Aim: Show all lines from the data that include the word "this".
"""
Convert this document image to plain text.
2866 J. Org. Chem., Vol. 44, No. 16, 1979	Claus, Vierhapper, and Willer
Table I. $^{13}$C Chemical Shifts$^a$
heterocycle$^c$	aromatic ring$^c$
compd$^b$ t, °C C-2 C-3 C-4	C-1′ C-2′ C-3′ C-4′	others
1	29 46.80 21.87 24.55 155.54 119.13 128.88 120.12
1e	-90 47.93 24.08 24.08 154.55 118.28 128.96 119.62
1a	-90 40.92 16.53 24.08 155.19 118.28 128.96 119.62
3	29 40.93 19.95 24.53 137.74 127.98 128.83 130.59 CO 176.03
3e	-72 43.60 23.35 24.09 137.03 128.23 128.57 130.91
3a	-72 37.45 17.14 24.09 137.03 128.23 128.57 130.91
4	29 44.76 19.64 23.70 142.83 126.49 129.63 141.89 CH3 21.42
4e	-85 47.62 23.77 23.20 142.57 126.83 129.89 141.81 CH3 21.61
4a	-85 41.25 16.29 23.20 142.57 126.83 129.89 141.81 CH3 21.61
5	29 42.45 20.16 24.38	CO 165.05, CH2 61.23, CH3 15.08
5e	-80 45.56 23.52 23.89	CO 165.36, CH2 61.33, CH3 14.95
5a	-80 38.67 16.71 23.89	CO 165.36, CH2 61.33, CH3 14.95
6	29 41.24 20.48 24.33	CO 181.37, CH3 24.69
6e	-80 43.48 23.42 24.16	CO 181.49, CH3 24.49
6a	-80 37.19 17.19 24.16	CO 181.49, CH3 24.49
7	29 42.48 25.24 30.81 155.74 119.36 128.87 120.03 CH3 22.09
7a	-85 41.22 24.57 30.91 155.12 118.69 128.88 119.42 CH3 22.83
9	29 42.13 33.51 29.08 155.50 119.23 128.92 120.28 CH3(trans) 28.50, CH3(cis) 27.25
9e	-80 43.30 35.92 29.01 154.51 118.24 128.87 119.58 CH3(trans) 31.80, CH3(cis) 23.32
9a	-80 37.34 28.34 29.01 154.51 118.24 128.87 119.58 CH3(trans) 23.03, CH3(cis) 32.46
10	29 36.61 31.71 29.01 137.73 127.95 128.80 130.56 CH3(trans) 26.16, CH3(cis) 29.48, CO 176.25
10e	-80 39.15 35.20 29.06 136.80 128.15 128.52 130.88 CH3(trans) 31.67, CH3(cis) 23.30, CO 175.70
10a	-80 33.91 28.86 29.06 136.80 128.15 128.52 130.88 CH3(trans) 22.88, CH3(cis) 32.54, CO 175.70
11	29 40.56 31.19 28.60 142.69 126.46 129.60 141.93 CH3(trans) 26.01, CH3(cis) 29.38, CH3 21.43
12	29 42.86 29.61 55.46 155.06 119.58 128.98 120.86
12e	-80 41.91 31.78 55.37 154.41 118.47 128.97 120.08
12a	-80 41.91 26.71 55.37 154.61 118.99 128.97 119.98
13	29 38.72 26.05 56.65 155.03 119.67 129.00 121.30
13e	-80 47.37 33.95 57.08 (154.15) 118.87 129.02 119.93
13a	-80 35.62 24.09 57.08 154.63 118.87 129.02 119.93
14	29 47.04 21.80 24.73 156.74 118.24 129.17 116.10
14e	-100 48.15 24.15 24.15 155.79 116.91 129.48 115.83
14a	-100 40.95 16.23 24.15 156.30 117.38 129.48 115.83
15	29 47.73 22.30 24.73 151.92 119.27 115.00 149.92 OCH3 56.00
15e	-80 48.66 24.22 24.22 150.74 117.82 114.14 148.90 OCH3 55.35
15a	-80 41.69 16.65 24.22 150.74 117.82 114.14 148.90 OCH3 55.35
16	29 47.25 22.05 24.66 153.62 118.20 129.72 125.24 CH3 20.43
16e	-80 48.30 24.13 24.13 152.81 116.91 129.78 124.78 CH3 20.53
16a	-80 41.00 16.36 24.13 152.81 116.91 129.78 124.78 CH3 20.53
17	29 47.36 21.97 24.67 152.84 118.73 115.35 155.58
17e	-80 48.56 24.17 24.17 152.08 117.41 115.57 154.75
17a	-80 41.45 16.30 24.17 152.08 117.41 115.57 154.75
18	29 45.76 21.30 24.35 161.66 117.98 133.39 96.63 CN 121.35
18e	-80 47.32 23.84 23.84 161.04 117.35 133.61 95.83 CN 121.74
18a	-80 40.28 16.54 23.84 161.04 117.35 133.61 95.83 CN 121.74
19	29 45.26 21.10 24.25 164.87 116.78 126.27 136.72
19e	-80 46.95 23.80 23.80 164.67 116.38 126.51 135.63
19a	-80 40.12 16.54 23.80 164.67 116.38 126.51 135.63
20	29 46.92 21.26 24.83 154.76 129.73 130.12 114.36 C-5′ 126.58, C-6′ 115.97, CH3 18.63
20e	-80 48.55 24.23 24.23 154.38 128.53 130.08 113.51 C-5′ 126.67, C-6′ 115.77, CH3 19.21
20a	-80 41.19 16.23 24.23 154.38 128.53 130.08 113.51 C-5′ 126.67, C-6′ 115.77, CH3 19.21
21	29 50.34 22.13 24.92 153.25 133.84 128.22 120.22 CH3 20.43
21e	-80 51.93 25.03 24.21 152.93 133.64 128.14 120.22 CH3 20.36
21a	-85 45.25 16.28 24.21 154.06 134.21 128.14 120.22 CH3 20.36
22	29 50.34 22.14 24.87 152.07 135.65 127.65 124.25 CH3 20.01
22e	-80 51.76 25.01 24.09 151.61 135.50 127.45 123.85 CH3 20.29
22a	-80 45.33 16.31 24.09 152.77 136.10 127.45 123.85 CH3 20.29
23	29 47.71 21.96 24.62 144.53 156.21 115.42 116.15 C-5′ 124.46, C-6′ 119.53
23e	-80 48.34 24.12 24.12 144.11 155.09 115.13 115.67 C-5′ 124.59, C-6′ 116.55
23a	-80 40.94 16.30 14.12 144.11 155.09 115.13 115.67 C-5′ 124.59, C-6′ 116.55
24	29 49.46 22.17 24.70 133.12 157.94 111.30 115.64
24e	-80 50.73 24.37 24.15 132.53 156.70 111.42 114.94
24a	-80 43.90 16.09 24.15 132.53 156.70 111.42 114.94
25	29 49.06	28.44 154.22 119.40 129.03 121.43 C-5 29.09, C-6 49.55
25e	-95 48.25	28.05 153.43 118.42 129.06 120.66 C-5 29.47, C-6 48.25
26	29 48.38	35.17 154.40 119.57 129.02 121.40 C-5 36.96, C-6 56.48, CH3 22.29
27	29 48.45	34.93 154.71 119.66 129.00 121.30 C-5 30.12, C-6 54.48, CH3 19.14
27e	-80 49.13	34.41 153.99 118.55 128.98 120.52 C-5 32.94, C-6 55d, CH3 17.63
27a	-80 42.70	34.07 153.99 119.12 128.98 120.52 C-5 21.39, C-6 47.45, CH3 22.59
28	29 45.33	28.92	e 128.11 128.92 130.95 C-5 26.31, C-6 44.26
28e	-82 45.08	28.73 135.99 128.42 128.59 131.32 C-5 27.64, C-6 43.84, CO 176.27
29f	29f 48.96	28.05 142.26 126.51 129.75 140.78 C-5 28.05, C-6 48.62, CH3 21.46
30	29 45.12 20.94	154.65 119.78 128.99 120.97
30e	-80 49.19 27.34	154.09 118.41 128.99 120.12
"""
"""
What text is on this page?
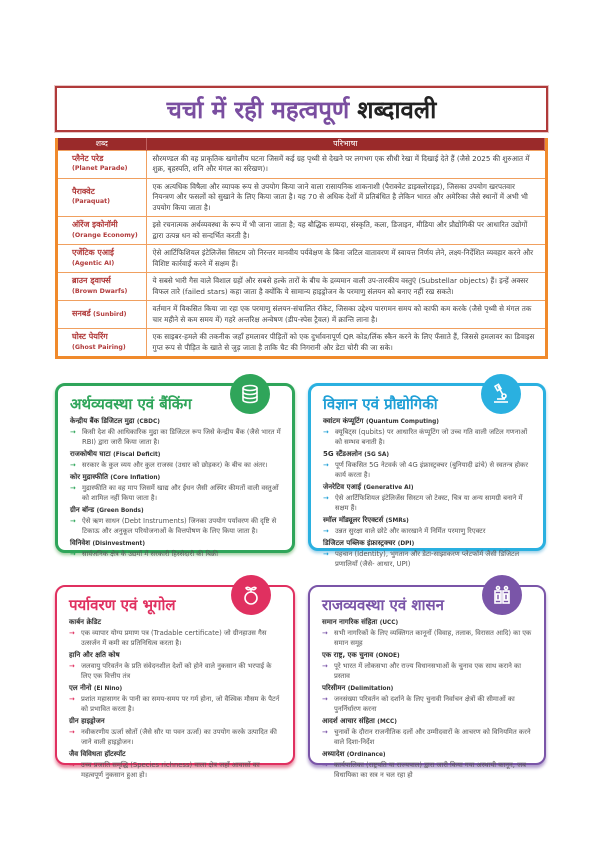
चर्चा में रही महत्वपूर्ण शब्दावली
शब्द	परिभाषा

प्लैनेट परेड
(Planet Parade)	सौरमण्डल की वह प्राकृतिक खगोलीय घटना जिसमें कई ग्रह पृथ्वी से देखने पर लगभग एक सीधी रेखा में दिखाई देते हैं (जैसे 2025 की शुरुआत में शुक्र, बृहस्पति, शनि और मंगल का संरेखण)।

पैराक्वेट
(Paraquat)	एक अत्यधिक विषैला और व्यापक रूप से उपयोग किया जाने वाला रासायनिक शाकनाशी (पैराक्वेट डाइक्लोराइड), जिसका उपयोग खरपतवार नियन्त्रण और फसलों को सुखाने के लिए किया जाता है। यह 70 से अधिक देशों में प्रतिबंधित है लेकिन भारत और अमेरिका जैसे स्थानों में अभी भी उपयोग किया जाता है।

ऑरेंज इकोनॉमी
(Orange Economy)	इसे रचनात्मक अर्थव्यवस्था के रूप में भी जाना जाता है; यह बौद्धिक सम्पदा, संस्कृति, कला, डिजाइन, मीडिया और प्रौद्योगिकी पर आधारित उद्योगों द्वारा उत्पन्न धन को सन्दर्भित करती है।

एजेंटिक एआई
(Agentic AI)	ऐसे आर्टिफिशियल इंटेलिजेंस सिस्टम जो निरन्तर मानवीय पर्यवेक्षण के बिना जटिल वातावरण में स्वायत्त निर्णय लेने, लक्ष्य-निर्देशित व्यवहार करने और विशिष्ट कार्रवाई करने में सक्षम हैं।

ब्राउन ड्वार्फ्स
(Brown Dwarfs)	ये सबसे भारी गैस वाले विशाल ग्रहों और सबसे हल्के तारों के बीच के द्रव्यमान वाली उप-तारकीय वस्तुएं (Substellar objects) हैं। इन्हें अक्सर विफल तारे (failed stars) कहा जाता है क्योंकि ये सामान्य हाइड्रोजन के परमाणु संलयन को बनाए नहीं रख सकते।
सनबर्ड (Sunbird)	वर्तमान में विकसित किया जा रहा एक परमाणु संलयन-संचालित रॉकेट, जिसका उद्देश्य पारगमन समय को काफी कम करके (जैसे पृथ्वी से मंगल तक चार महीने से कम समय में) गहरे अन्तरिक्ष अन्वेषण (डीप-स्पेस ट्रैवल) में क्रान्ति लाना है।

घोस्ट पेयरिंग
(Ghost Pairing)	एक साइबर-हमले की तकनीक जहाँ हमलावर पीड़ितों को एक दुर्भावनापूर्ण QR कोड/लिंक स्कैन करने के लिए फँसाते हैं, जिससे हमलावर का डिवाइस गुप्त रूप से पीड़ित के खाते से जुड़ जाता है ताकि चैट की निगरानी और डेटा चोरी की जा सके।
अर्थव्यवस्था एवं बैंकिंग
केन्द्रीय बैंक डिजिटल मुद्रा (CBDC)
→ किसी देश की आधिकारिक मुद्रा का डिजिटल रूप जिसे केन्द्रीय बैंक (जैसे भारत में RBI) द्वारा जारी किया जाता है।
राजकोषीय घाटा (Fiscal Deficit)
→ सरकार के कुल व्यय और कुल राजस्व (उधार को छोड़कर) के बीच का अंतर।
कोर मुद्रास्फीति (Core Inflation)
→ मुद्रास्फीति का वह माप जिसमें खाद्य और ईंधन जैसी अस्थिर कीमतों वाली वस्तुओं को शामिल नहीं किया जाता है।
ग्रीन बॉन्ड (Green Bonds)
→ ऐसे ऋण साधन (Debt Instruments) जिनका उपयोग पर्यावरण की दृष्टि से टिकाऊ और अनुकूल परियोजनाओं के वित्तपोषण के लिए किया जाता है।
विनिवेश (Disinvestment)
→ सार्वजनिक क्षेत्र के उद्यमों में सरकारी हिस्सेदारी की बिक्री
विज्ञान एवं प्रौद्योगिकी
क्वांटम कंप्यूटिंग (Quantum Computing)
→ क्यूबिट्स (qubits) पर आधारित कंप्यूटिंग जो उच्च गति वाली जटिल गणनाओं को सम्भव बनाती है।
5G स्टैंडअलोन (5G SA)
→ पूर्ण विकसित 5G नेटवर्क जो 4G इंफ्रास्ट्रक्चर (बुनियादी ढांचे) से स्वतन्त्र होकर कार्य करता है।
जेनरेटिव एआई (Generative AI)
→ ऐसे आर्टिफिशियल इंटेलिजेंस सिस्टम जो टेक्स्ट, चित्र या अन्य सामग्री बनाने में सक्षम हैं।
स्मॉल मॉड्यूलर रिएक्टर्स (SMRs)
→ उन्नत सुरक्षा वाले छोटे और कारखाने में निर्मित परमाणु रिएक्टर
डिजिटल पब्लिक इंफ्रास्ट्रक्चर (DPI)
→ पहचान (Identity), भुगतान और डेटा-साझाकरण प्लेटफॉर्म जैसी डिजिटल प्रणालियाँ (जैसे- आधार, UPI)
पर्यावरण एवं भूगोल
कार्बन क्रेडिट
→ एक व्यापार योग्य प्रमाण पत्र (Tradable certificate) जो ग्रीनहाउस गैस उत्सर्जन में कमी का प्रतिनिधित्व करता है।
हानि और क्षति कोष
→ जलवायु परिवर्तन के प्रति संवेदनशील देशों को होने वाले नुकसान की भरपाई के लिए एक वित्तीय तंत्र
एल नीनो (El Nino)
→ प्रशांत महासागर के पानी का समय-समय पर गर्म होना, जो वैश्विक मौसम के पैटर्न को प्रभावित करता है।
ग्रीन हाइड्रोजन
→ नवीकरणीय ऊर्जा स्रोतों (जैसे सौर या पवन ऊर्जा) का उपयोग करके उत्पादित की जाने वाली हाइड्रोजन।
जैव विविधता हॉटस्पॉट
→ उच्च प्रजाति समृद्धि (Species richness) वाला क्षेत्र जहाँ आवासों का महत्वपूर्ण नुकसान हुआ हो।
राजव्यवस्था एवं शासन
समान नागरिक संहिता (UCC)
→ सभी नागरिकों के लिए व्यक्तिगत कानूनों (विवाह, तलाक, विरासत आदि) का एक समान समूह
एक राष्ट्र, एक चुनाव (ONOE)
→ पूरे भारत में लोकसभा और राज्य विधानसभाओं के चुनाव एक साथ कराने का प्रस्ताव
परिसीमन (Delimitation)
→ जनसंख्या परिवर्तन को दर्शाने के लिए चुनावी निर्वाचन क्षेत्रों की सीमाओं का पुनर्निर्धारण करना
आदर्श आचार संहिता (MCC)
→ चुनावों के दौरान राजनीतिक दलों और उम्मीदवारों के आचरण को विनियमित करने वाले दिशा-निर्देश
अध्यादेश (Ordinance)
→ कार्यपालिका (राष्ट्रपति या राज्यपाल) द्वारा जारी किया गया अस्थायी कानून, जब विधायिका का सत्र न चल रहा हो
"""
Exercise result:
Convert this document image to plain text.
What text is on this page?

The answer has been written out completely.